Start of The records

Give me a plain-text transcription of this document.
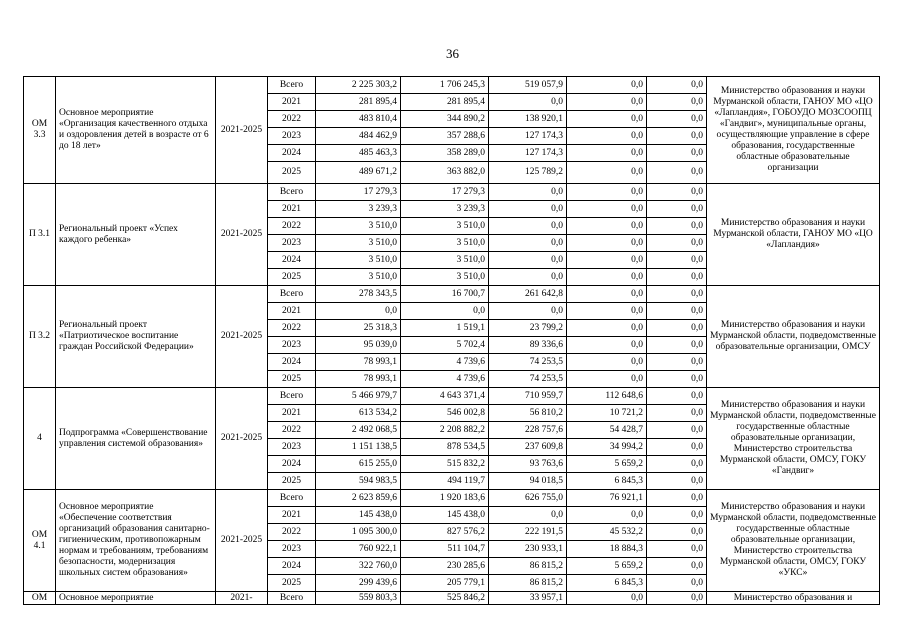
36
ОМ 3.3	Основное мероприятие «Организация качественного отдыха и оздоровления детей в возрасте от 6 до 18 лет»	2021-2025	Всего	2 225 303,2	1 706 245,3	519 057,9	0,0	0,0	Министерство образования и науки Мурманской области, ГАНОУ МО «ЦО «Лапландия», ГОБОУДО МОЗСООПЦ «Гандвиг», муниципальные органы, осуществляющие управление в сфере образования, государственные областные образовательные организации
			2021	281 895,4	281 895,4	0,0	0,0	0,0	
			2022	483 810,4	344 890,2	138 920,1	0,0	0,0	
			2023	484 462,9	357 288,6	127 174,3	0,0	0,0	
			2024	485 463,3	358 289,0	127 174,3	0,0	0,0	
			2025	489 671,2	363 882,0	125 789,2	0,0	0,0	
П 3.1	Региональный проект «Успех каждого ребенка»	2021-2025	Всего	17 279,3	17 279,3	0,0	0,0	0,0	Министерство образования и науки Мурманской области, ГАНОУ МО «ЦО «Лапландия»
			2021	3 239,3	3 239,3	0,0	0,0	0,0	
			2022	3 510,0	3 510,0	0,0	0,0	0,0	
			2023	3 510,0	3 510,0	0,0	0,0	0,0	
			2024	3 510,0	3 510,0	0,0	0,0	0,0	
			2025	3 510,0	3 510,0	0,0	0,0	0,0	
П 3.2	Региональный проект «Патриотическое воспитание граждан Российской Федерации»	2021-2025	Всего	278 343,5	16 700,7	261 642,8	0,0	0,0	Министерство образования и науки Мурманской области, подведомственные образовательные организации, ОМСУ
			2021	0,0	0,0	0,0	0,0	0,0	
			2022	25 318,3	1 519,1	23 799,2	0,0	0,0	
			2023	95 039,0	5 702,4	89 336,6	0,0	0,0	
			2024	78 993,1	4 739,6	74 253,5	0,0	0,0	
			2025	78 993,1	4 739,6	74 253,5	0,0	0,0	
4	Подпрограмма «Совершенствование управления системой образования»	2021-2025	Всего	5 466 979,7	4 643 371,4	710 959,7	112 648,6	0,0	Министерство образования и науки Мурманской области, подведомственные государственные областные образовательные организации, Министерство строительства Мурманской области, ОМСУ, ГОКУ «Гандвиг»
			2021	613 534,2	546 002,8	56 810,2	10 721,2	0,0	
			2022	2 492 068,5	2 208 882,2	228 757,6	54 428,7	0,0	
			2023	1 151 138,5	878 534,5	237 609,8	34 994,2	0,0	
			2024	615 255,0	515 832,2	93 763,6	5 659,2	0,0	
			2025	594 983,5	494 119,7	94 018,5	6 845,3	0,0	
ОМ 4.1	Основное мероприятие «Обеспечение соответствия организаций образования санитарно-гигиеническим, противопожарным нормам и требованиям, требованиям безопасности, модернизация школьных систем образования»	2021-2025	Всего	2 623 859,6	1 920 183,6	626 755,0	76 921,1	0,0	Министерство образования и науки Мурманской области, подведомственные государственные областные образовательные организации, Министерство строительства Мурманской области, ОМСУ, ГОКУ «УКС»
			2021	145 438,0	145 438,0	0,0	0,0	0,0	
			2022	1 095 300,0	827 576,2	222 191,5	45 532,2	0,0	
			2023	760 922,1	511 104,7	230 933,1	18 884,3	0,0	
			2024	322 760,0	230 285,6	86 815,2	5 659,2	0,0	
			2025	299 439,6	205 779,1	86 815,2	6 845,3	0,0	
ОМ	Основное мероприятие	2021-	Всего	559 803,3	525 846,2	33 957,1	0,0	0,0	Министерство образования и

End of The records

Request: Look over the material above and show each line where "строительства" appears.

Result of the exercise:
4	Подпрограмма «Совершенствование управления системой образования»	2021-2025	Всего	5 466 979,7	4 643 371,4	710 959,7	112 648,6	0,0	Министерство образования и науки Мурманской области, подведомственные государственные областные образовательные организации, Министерство строительства Мурманской области, ОМСУ, ГОКУ «Гандвиг»
ОМ 4.1	Основное мероприятие «Обеспечение соответствия организаций образования санитарно-гигиеническим, противопожарным нормам и требованиям, требованиям безопасности, модернизация школьных систем образования»	2021-2025	Всего	2 623 859,6	1 920 183,6	626 755,0	76 921,1	0,0	Министерство образования и науки Мурманской области, подведомственные государственные областные образовательные организации, Министерство строительства Мурманской области, ОМСУ, ГОКУ «УКС»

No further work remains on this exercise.